Goal:
Copy each line containing the word "xlabel" from the records that follow, please.

Supplied material:
────────────────────
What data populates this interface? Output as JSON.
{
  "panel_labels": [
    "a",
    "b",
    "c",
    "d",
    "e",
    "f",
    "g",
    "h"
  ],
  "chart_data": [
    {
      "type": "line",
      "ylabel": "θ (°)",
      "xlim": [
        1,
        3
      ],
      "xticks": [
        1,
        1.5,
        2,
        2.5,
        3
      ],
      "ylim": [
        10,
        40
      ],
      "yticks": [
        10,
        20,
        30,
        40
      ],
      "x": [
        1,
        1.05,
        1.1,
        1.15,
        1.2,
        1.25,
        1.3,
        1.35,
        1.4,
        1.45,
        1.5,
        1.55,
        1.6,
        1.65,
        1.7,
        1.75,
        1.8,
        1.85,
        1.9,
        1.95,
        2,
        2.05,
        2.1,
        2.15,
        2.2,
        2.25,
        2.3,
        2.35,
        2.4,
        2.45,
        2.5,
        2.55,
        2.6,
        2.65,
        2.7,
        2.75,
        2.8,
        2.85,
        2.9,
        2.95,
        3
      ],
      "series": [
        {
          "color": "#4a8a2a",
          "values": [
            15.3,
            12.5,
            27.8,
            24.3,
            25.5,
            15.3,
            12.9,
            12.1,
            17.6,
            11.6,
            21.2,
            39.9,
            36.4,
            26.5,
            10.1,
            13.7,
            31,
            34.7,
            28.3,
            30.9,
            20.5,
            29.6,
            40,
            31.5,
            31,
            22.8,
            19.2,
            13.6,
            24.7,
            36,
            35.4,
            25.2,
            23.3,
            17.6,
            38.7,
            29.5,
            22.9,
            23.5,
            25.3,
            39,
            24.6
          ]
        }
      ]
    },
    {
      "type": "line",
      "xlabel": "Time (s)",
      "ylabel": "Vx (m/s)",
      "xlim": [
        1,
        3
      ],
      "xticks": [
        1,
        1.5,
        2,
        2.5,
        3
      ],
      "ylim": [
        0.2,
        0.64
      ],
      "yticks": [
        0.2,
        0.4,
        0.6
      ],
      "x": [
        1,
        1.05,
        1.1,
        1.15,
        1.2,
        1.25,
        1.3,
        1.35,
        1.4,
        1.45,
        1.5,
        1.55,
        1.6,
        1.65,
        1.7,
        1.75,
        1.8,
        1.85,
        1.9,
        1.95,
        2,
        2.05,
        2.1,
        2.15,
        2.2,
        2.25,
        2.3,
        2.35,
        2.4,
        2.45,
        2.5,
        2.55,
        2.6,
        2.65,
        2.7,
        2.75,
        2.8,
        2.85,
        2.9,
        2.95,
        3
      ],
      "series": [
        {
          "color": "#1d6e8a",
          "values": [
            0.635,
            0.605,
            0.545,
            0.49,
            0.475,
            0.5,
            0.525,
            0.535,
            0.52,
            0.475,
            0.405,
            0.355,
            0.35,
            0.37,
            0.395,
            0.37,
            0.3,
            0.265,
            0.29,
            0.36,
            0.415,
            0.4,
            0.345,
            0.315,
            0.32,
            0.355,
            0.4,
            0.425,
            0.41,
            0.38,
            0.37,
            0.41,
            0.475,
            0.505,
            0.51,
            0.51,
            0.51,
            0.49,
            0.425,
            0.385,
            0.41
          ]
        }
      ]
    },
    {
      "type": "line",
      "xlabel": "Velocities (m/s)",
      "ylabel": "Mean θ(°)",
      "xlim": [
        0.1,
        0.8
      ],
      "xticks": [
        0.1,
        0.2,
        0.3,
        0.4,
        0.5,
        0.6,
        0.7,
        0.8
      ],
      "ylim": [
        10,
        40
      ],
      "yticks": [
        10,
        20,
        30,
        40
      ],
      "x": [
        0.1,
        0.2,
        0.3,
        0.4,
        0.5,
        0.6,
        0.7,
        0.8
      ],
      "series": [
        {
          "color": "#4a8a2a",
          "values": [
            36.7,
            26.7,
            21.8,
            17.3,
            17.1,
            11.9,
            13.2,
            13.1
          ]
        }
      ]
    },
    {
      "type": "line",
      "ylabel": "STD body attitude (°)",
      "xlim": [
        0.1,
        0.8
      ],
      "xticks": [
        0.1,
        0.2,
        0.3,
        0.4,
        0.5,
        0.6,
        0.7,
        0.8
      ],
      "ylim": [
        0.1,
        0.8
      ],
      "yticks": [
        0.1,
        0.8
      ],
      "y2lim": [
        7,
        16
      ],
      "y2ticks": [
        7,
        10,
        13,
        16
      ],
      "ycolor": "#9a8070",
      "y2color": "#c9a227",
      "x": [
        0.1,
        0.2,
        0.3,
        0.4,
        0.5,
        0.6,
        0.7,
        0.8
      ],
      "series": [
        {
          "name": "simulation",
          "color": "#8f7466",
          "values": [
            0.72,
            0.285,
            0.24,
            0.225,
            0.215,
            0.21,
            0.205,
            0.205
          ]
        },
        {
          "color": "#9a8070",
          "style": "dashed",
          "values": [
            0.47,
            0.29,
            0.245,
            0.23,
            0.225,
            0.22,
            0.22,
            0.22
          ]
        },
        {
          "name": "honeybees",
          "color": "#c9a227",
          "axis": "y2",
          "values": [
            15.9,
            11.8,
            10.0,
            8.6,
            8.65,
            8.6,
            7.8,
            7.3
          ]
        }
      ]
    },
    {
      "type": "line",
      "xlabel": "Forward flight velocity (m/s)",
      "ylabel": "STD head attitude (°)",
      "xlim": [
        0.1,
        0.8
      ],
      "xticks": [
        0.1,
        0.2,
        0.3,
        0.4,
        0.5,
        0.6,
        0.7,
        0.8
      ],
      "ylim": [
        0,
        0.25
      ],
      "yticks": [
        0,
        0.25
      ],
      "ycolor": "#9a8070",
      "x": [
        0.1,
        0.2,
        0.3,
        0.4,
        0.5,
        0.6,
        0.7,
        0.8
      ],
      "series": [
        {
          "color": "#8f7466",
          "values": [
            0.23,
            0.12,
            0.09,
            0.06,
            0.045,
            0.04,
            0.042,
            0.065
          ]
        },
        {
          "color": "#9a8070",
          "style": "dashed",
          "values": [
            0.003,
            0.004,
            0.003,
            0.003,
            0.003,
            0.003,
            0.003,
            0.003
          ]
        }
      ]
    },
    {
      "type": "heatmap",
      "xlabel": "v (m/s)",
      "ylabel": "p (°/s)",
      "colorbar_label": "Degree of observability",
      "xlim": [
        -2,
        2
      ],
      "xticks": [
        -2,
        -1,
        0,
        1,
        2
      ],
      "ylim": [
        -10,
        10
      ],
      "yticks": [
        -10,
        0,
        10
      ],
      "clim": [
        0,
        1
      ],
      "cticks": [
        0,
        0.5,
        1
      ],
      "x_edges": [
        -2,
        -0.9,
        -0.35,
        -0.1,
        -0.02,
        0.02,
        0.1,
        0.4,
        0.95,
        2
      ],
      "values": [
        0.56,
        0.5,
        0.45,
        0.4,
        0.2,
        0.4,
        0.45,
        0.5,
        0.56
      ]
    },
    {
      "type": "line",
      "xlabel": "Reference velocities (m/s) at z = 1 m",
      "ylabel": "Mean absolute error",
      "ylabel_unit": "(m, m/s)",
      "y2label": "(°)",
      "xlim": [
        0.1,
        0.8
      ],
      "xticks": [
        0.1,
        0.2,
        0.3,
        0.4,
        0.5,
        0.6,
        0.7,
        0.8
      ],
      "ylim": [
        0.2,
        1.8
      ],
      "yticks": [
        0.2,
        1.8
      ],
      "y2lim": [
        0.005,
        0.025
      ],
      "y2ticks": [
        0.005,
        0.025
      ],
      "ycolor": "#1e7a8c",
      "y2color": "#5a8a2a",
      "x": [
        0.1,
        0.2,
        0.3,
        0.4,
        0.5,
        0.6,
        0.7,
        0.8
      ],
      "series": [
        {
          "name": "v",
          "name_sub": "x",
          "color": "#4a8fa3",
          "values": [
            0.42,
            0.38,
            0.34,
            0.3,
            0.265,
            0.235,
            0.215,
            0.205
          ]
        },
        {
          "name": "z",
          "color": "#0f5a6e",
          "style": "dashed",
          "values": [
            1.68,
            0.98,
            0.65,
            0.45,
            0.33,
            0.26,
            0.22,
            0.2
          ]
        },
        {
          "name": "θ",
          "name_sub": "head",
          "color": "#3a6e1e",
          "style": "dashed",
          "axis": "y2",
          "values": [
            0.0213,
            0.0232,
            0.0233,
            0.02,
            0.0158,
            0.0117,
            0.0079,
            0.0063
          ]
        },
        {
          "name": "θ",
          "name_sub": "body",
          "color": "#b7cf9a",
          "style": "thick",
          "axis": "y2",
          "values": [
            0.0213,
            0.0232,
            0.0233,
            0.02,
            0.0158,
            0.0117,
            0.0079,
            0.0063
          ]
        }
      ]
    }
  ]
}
────────────────────
Task answer:
      "xlabel": "Time (s)",
      "xlabel": "Velocities (m/s)",
      "xlabel": "Forward flight velocity (m/s)",
      "xlabel": "v (m/s)",
      "xlabel": "Reference velocities (m/s) at z = 1 m",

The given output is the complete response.